-- begin Dataset excerpts --
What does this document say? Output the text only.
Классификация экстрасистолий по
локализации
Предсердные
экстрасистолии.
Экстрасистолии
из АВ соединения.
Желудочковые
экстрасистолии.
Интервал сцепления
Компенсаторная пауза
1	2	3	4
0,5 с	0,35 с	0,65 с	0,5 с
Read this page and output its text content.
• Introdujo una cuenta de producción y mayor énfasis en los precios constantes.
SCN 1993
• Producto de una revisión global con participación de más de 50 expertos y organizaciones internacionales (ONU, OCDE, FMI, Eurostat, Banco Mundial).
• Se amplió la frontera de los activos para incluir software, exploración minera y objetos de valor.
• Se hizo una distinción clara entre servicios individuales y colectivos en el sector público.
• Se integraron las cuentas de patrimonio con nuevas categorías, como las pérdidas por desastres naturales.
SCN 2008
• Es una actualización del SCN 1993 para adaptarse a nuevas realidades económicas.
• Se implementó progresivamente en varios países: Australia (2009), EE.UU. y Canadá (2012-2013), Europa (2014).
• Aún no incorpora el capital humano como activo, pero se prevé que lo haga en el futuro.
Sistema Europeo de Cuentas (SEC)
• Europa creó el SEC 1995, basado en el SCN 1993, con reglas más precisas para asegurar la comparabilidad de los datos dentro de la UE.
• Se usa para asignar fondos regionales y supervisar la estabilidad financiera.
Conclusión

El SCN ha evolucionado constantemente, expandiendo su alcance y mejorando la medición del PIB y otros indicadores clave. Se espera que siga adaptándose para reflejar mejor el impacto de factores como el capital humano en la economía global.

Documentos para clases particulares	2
-- end Dataset excerpts --
§ Given exercise
Return precisely the lines of the records, starting with the line that holds "Read this page and output its text content." and ending with the last one.

§ The completed task
Read this page and output its text content.
• Introdujo una cuenta de producción y mayor énfasis en los precios constantes.
SCN 1993
• Producto de una revisión global con participación de más de 50 expertos y organizaciones internacionales (ONU, OCDE, FMI, Eurostat, Banco Mundial).
• Se amplió la frontera de los activos para incluir software, exploración minera y objetos de valor.
• Se hizo una distinción clara entre servicios individuales y colectivos en el sector público.
• Se integraron las cuentas de patrimonio con nuevas categorías, como las pérdidas por desastres naturales.
SCN 2008
• Es una actualización del SCN 1993 para adaptarse a nuevas realidades económicas.
• Se implementó progresivamente en varios países: Australia (2009), EE.UU. y Canadá (2012-2013), Europa (2014).
• Aún no incorpora el capital humano como activo, pero se prevé que lo haga en el futuro.
Sistema Europeo de Cuentas (SEC)
• Europa creó el SEC 1995, basado en el SCN 1993, con reglas más precisas para asegurar la comparabilidad de los datos dentro de la UE.
• Se usa para asignar fondos regionales y supervisar la estabilidad financiera.
Conclusión

El SCN ha evolucionado constantemente, expandiendo su alcance y mejorando la medición del PIB y otros indicadores clave. Se espera que siga adaptándose para reflejar mejor el impacto de factores como el capital humano en la economía global.

Documentos para clases particulares	2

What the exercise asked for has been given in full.